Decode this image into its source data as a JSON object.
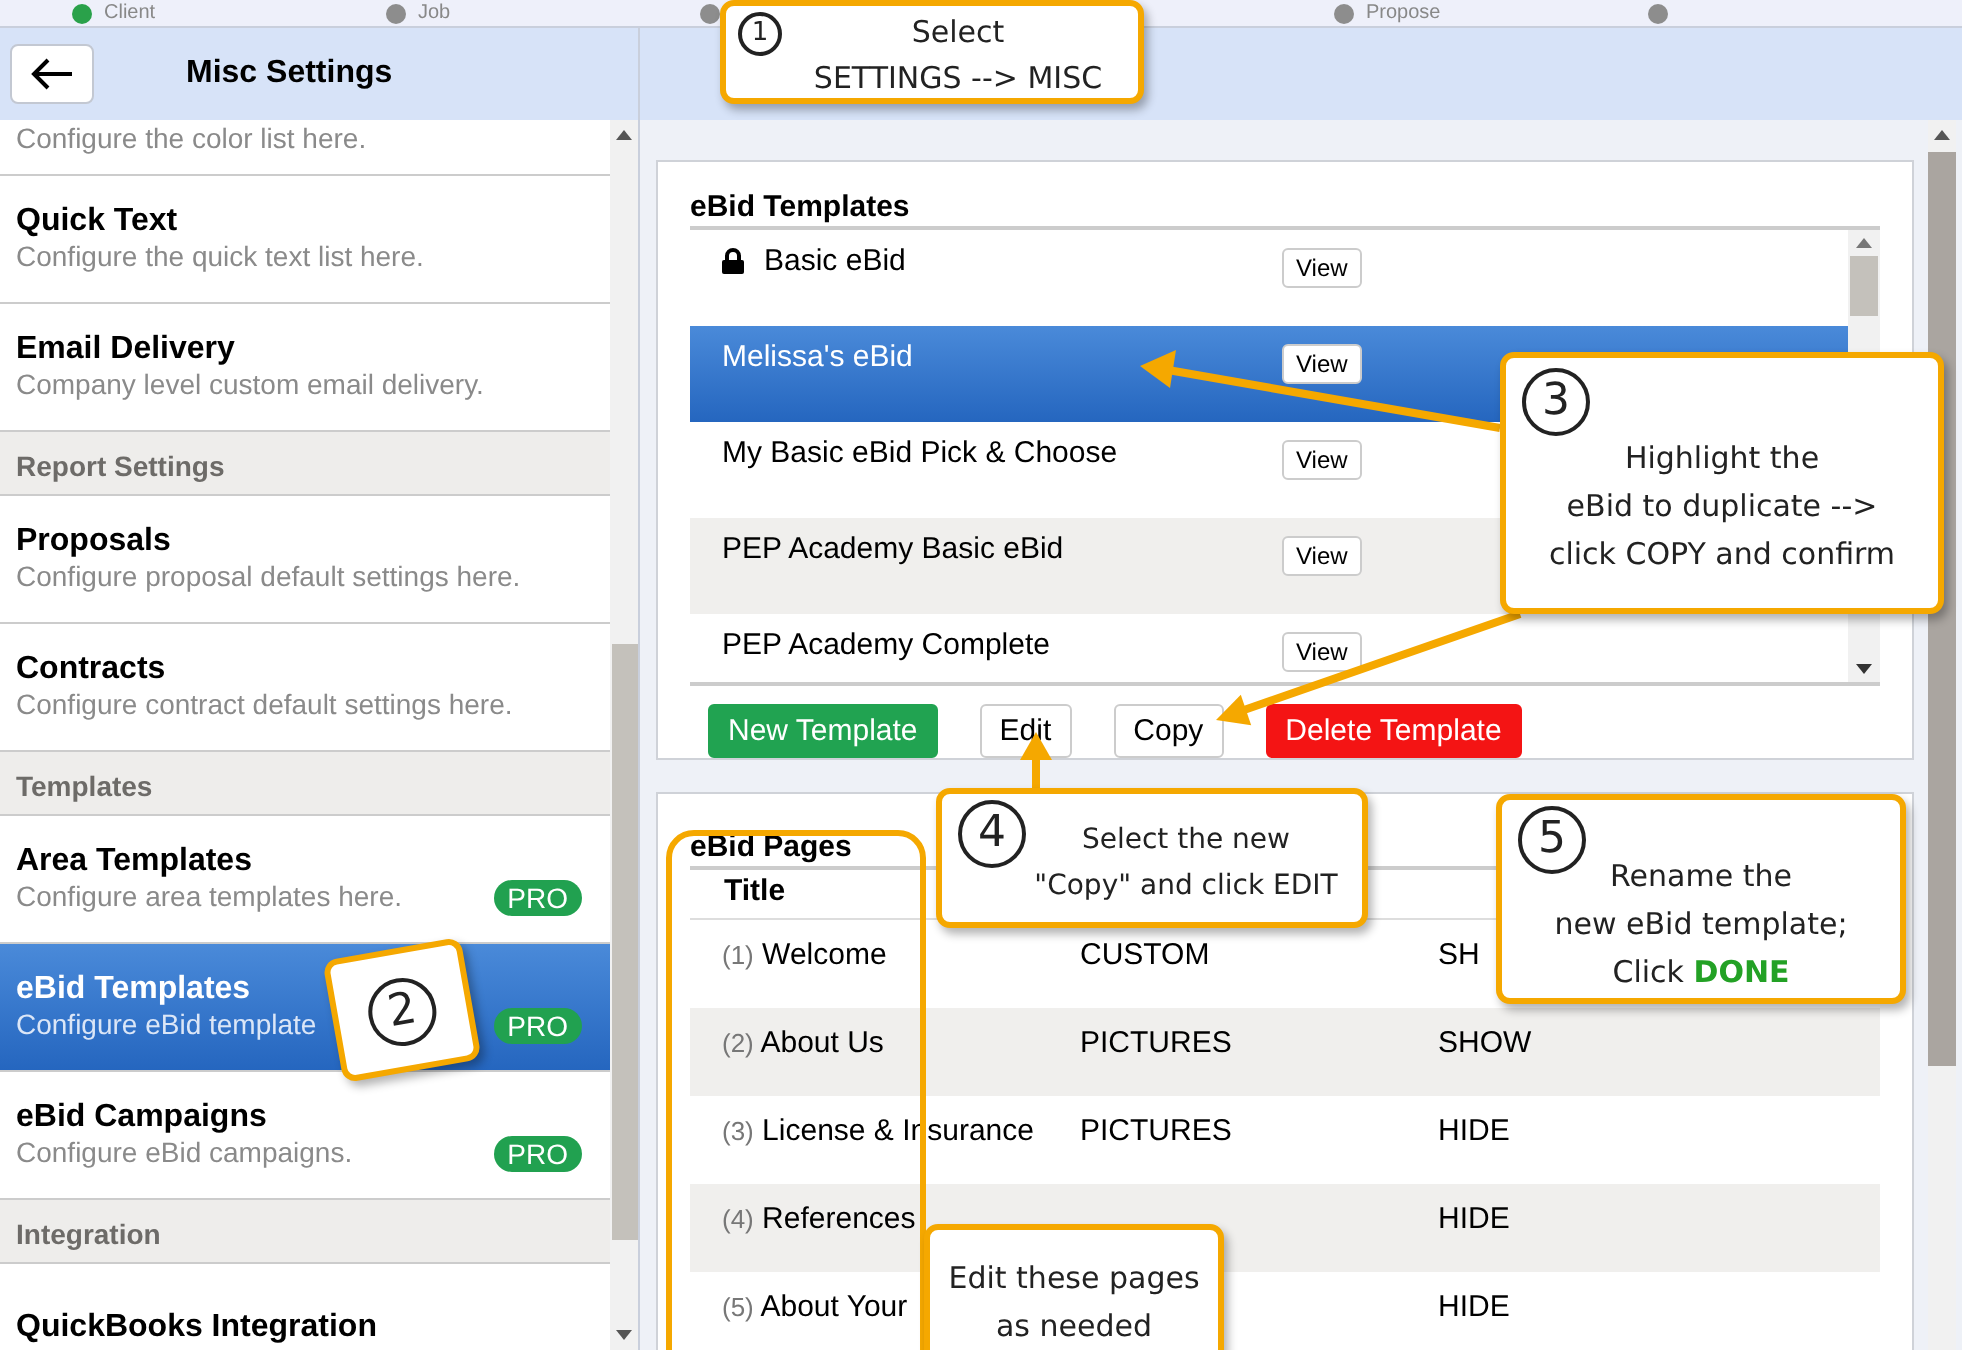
{
  "stepper": [
    {
      "label": "Client",
      "done": true
    },
    {
      "label": "Job",
      "done": false
    },
    {
      "done": false
    },
    {
      "label": "Propose",
      "done": false
    },
    {
      "done": false
    }
  ],
  "sidebar": {
    "title": "Misc Settings",
    "items": [
      {
        "kind": "item",
        "description": "Configure the color list here.",
        "selected": false,
        "pro": false
      },
      {
        "kind": "item",
        "title": "Quick Text",
        "description": "Configure the quick text list here.",
        "selected": false,
        "pro": false
      },
      {
        "kind": "item",
        "title": "Email Delivery",
        "description": "Company level custom email delivery.",
        "selected": false,
        "pro": false
      },
      {
        "kind": "header",
        "title": "Report Settings"
      },
      {
        "kind": "item",
        "title": "Proposals",
        "description": "Configure proposal default settings here.",
        "selected": false,
        "pro": false
      },
      {
        "kind": "item",
        "title": "Contracts",
        "description": "Configure contract default settings here.",
        "selected": false,
        "pro": false
      },
      {
        "kind": "header",
        "title": "Templates"
      },
      {
        "kind": "item",
        "title": "Area Templates",
        "description": "Configure area templates here.",
        "selected": false,
        "pro": true,
        "badge": "PRO"
      },
      {
        "kind": "item",
        "title": "eBid Templates",
        "description": "Configure eBid template",
        "selected": true,
        "pro": true,
        "badge": "PRO"
      },
      {
        "kind": "item",
        "title": "eBid Campaigns",
        "description": "Configure eBid campaigns.",
        "selected": false,
        "pro": true,
        "badge": "PRO"
      },
      {
        "kind": "header",
        "title": "Integration"
      },
      {
        "kind": "item",
        "title": "QuickBooks Integration",
        "selected": false,
        "pro": false
      }
    ]
  },
  "templates": {
    "title": "eBid Templates",
    "rows": [
      {
        "name": "Basic eBid",
        "locked": true,
        "selected": false,
        "button": "View"
      },
      {
        "name": "Melissa's eBid",
        "locked": false,
        "selected": true,
        "button": "View"
      },
      {
        "name": "My Basic eBid Pick & Choose",
        "locked": false,
        "selected": false,
        "button": "View"
      },
      {
        "name": "PEP Academy Basic eBid",
        "locked": false,
        "selected": false,
        "button": "View"
      },
      {
        "name": "PEP Academy Complete",
        "locked": false,
        "selected": false,
        "button": "View"
      }
    ],
    "buttons": [
      {
        "label": "New Template",
        "kind": "primary"
      },
      {
        "label": "Edit",
        "kind": "plain"
      },
      {
        "label": "Copy",
        "kind": "plain"
      },
      {
        "label": "Delete Template",
        "kind": "danger"
      }
    ]
  },
  "pages": {
    "title": "eBid Pages",
    "columns": [
      "Title"
    ],
    "rows": [
      {
        "number": "(1)",
        "title": "Welcome",
        "type": "CUSTOM",
        "visibility": "SH"
      },
      {
        "number": "(2)",
        "title": "About Us",
        "type": "PICTURES",
        "visibility": "SHOW"
      },
      {
        "number": "(3)",
        "title": "License & Insurance",
        "type": "PICTURES",
        "visibility": "HIDE"
      },
      {
        "number": "(4)",
        "title": "References",
        "type": "",
        "visibility": "HIDE"
      },
      {
        "number": "(5)",
        "title": "About Your",
        "type": "",
        "visibility": "HIDE"
      }
    ]
  },
  "callouts": [
    {
      "step": "1",
      "text": "Select\nSETTINGS --> MISC"
    },
    {
      "step": "2"
    },
    {
      "step": "3",
      "text": "Highlight the\neBid to duplicate -->\nclick COPY and confirm"
    },
    {
      "step": "4",
      "text": "Select the new\n\"Copy\" and click EDIT"
    },
    {
      "step": "5",
      "text": "Rename the\nnew eBid template;\nClick **DONE**"
    },
    {
      "text": "Edit these pages\nas needed"
    }
  ]
}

____

--- PROBLEM TO SOLVE ---
Isolate the lines above that contain the word "list" and copy them.

--- CORRECT RESULT ---
        "description": "Configure the color list here.",
        "description": "Configure the quick text list here.",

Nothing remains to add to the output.